THE EXERCISE ▸ Extract the listing below in full, unchanged.

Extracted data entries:
.....

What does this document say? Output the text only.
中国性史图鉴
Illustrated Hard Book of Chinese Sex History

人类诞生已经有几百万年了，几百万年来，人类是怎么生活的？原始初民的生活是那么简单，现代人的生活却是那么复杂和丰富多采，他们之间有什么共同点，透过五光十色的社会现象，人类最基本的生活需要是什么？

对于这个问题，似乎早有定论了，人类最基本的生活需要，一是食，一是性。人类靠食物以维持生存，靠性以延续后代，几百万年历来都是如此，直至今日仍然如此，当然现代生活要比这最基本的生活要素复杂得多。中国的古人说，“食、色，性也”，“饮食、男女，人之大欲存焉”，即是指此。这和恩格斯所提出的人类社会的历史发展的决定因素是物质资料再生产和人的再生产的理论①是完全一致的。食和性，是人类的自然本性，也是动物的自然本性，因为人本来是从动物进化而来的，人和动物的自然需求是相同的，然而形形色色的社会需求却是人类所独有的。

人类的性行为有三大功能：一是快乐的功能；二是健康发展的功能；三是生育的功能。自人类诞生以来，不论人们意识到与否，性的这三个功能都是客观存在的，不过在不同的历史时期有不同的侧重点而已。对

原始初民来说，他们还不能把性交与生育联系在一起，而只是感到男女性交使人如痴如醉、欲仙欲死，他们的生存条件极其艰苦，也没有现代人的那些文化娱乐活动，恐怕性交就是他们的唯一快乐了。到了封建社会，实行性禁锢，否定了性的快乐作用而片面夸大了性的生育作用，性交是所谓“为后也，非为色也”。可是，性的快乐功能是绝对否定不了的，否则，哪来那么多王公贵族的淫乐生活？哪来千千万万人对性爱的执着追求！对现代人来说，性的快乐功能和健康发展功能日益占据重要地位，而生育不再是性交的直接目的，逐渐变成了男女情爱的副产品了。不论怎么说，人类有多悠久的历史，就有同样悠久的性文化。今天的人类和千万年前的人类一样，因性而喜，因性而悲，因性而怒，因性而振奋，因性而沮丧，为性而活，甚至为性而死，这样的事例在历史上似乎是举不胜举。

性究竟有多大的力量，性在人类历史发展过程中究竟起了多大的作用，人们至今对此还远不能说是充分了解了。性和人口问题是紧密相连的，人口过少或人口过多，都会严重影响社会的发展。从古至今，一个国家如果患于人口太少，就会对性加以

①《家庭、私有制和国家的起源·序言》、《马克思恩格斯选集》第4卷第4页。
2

.....

TASK RESPONSE ▸
What does this document say? Output the text only.
中国性史图鉴
Illustrated Hard Book of Chinese Sex History

人类诞生已经有几百万年了，几百万年来，人类是怎么生活的？原始初民的生活是那么简单，现代人的生活却是那么复杂和丰富多采，他们之间有什么共同点，透过五光十色的社会现象，人类最基本的生活需要是什么？

对于这个问题，似乎早有定论了，人类最基本的生活需要，一是食，一是性。人类靠食物以维持生存，靠性以延续后代，几百万年历来都是如此，直至今日仍然如此，当然现代生活要比这最基本的生活要素复杂得多。中国的古人说，“食、色，性也”，“饮食、男女，人之大欲存焉”，即是指此。这和恩格斯所提出的人类社会的历史发展的决定因素是物质资料再生产和人的再生产的理论①是完全一致的。食和性，是人类的自然本性，也是动物的自然本性，因为人本来是从动物进化而来的，人和动物的自然需求是相同的，然而形形色色的社会需求却是人类所独有的。

人类的性行为有三大功能：一是快乐的功能；二是健康发展的功能；三是生育的功能。自人类诞生以来，不论人们意识到与否，性的这三个功能都是客观存在的，不过在不同的历史时期有不同的侧重点而已。对

原始初民来说，他们还不能把性交与生育联系在一起，而只是感到男女性交使人如痴如醉、欲仙欲死，他们的生存条件极其艰苦，也没有现代人的那些文化娱乐活动，恐怕性交就是他们的唯一快乐了。到了封建社会，实行性禁锢，否定了性的快乐作用而片面夸大了性的生育作用，性交是所谓“为后也，非为色也”。可是，性的快乐功能是绝对否定不了的，否则，哪来那么多王公贵族的淫乐生活？哪来千千万万人对性爱的执着追求！对现代人来说，性的快乐功能和健康发展功能日益占据重要地位，而生育不再是性交的直接目的，逐渐变成了男女情爱的副产品了。不论怎么说，人类有多悠久的历史，就有同样悠久的性文化。今天的人类和千万年前的人类一样，因性而喜，因性而悲，因性而怒，因性而振奋，因性而沮丧，为性而活，甚至为性而死，这样的事例在历史上似乎是举不胜举。

性究竟有多大的力量，性在人类历史发展过程中究竟起了多大的作用，人们至今对此还远不能说是充分了解了。性和人口问题是紧密相连的，人口过少或人口过多，都会严重影响社会的发展。从古至今，一个国家如果患于人口太少，就会对性加以

①《家庭、私有制和国家的起源·序言》、《马克思恩格斯选集》第4卷第4页。
2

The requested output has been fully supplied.